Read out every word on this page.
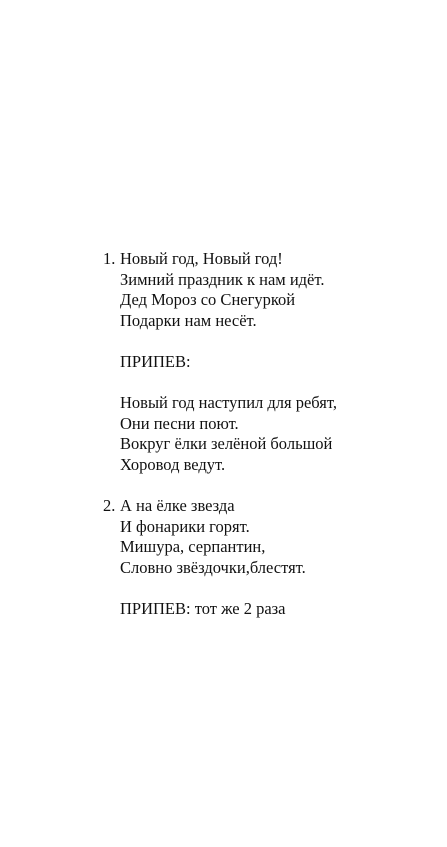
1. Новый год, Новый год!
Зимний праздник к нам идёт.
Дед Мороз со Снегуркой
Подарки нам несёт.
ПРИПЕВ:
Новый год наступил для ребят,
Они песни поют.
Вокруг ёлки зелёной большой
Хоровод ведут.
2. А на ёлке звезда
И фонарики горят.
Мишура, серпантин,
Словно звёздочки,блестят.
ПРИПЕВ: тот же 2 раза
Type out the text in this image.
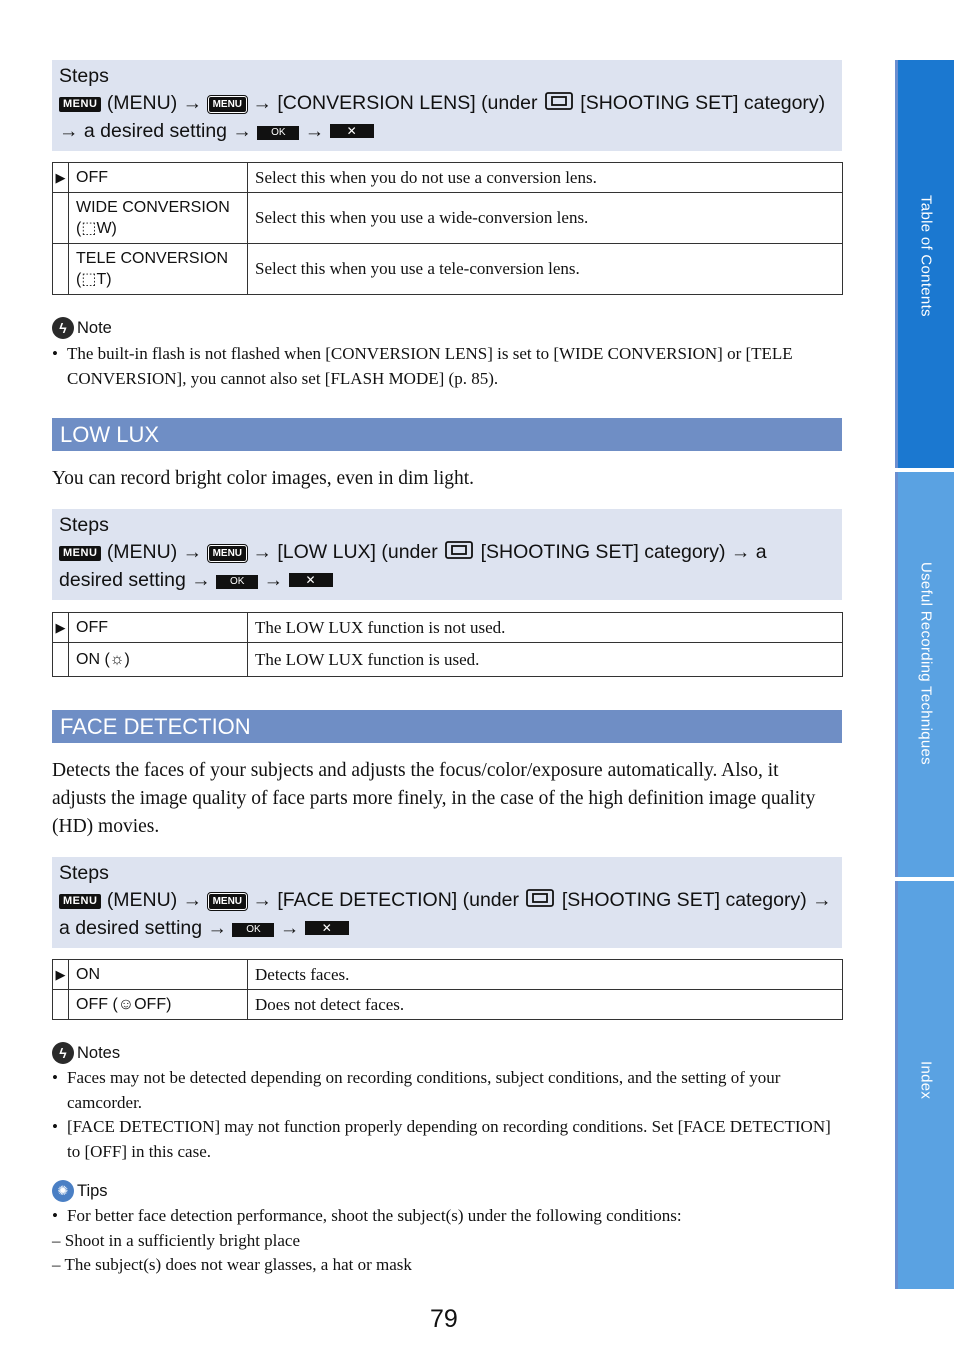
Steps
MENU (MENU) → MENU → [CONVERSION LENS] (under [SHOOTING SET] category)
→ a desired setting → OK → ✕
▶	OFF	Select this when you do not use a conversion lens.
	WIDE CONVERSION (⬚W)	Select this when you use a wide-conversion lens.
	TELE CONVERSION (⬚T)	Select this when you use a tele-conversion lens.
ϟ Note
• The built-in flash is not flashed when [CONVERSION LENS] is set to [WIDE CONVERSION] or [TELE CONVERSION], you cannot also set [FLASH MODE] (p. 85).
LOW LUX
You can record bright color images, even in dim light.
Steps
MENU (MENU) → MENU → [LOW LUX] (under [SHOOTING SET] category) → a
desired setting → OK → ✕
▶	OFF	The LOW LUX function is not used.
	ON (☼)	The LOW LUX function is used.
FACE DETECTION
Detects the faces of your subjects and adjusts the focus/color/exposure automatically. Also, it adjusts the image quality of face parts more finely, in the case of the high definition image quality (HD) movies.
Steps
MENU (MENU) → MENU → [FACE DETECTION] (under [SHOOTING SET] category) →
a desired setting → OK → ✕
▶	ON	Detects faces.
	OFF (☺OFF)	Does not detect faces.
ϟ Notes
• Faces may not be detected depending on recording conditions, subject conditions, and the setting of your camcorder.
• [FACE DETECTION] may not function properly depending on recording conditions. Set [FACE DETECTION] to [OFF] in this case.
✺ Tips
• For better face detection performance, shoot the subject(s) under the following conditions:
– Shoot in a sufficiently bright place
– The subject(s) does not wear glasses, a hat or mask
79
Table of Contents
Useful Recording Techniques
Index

WHAT THE EXERCISE ASKS ▸ From the data above, gather every line that includes the word "function".

EXERCISE ANSWER ▸
▶	OFF	The LOW LUX function is not used.
	ON (☼)	The LOW LUX function is used.
• [FACE DETECTION] may not function properly depending on recording conditions. Set [FACE DETECTION] to [OFF] in this case.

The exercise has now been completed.